_Given request:_ Look through the records below, count the lines with the word "place", and reply with only the number.

══ Data records

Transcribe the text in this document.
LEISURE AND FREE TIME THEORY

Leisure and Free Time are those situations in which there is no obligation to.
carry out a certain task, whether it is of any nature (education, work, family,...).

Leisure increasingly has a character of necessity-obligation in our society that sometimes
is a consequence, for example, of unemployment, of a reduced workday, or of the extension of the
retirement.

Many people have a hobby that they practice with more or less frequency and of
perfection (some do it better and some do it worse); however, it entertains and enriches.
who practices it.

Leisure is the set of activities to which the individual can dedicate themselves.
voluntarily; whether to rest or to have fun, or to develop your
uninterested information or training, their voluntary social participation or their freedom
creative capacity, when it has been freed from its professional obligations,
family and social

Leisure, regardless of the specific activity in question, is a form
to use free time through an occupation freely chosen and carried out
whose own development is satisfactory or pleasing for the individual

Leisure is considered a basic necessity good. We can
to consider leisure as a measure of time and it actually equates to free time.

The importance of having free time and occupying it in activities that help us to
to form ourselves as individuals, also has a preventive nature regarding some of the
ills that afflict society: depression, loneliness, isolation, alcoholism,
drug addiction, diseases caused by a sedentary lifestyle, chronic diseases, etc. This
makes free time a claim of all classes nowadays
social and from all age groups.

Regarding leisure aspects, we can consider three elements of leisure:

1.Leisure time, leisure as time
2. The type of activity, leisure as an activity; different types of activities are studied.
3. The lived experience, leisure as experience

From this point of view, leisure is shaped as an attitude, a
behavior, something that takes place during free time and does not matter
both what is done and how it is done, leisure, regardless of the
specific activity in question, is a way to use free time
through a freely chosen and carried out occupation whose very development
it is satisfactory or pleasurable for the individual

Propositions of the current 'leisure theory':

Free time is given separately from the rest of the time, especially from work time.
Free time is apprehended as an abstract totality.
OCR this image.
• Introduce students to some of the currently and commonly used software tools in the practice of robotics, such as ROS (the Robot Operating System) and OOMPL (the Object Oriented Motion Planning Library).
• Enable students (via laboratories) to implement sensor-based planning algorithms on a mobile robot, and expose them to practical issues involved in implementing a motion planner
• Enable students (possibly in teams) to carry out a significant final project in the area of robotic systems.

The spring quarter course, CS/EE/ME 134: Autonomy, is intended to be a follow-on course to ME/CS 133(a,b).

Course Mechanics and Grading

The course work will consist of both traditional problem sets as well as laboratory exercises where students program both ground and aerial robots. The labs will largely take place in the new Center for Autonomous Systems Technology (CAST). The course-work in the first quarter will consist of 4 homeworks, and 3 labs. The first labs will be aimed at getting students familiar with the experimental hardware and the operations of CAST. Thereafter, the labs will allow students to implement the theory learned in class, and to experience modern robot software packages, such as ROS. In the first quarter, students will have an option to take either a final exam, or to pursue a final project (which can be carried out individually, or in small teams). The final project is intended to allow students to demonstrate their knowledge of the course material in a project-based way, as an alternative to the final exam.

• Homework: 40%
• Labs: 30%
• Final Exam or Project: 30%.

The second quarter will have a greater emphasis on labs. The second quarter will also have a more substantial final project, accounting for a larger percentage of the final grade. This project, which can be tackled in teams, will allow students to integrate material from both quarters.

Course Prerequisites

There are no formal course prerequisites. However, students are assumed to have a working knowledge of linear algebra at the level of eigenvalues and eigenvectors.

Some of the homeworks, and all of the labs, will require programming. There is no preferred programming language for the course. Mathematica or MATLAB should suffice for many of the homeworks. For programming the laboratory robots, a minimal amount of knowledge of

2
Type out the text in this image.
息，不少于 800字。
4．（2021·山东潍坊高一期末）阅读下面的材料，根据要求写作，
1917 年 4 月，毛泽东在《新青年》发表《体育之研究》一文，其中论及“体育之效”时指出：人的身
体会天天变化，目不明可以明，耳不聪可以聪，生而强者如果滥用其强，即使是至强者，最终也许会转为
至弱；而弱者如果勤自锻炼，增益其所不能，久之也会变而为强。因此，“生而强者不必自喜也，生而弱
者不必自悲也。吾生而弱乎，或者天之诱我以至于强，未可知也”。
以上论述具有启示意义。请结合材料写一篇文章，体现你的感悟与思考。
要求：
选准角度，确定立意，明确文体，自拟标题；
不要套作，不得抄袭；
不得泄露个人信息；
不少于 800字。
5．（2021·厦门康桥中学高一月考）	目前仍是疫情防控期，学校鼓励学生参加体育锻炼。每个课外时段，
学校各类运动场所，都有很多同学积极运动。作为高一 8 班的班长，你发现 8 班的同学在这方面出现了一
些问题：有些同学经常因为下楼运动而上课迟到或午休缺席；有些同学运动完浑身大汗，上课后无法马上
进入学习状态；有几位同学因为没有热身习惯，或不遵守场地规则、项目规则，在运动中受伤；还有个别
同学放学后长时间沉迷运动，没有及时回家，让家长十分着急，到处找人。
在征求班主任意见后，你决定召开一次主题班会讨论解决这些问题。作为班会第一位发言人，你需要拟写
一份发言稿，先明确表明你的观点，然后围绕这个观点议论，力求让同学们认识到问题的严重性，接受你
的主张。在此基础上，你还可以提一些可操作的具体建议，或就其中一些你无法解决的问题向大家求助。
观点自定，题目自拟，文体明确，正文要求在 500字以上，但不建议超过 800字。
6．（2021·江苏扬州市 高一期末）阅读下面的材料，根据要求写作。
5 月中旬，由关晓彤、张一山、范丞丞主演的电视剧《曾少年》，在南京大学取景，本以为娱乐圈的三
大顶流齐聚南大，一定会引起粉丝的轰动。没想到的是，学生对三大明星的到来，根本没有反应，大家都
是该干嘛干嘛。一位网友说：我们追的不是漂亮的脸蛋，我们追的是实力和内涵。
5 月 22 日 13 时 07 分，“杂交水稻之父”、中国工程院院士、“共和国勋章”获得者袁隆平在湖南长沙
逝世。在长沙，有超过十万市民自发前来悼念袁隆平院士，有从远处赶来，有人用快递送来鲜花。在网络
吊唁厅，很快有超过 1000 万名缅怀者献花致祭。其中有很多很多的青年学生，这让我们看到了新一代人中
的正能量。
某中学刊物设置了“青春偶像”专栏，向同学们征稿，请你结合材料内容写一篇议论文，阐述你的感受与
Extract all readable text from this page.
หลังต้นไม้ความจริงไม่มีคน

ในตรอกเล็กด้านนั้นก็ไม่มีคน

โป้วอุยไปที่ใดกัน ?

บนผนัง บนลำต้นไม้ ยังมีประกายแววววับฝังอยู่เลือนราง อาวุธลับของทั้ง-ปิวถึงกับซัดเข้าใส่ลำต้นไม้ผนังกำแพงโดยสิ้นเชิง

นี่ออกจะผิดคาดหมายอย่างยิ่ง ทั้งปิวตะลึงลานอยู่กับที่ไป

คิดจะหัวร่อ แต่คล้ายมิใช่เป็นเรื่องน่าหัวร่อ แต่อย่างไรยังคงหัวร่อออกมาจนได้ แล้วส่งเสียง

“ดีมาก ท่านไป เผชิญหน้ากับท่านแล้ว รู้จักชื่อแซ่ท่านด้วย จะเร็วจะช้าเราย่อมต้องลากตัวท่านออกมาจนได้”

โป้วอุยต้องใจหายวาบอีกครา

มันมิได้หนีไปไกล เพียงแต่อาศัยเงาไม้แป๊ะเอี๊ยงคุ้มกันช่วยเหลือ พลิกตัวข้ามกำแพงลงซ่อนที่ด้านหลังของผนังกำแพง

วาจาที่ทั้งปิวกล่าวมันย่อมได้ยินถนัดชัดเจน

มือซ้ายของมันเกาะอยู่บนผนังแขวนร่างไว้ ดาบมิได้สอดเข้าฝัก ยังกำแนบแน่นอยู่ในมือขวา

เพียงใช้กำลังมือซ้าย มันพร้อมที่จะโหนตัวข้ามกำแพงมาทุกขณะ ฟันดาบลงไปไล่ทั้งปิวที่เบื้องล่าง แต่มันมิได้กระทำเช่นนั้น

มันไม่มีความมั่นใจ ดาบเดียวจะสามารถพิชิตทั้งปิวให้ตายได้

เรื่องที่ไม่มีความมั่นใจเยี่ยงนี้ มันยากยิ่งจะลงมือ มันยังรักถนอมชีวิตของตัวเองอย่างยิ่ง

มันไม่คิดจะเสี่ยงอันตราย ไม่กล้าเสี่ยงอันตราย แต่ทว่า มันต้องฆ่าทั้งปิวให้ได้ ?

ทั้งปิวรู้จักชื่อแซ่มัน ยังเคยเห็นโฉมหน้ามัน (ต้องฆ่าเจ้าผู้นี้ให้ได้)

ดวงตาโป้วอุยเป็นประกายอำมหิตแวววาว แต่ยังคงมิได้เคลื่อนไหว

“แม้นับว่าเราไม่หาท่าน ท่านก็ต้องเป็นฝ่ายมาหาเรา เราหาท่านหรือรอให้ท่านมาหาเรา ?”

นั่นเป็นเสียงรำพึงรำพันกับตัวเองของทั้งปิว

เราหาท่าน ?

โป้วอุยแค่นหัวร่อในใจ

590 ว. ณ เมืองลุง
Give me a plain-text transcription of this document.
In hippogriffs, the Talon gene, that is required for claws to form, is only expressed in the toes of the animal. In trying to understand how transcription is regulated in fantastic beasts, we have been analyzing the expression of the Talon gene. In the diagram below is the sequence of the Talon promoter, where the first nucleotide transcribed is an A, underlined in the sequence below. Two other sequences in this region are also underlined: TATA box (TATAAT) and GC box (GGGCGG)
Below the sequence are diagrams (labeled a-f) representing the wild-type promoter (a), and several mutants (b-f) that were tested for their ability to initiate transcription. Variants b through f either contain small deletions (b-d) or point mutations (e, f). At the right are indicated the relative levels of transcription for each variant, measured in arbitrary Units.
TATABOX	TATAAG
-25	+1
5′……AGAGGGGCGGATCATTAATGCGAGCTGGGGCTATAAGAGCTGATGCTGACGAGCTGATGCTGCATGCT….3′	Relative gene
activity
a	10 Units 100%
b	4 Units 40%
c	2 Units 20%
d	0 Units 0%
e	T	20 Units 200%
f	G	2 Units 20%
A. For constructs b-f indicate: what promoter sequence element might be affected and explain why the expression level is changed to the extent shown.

════

_Result below:_ 2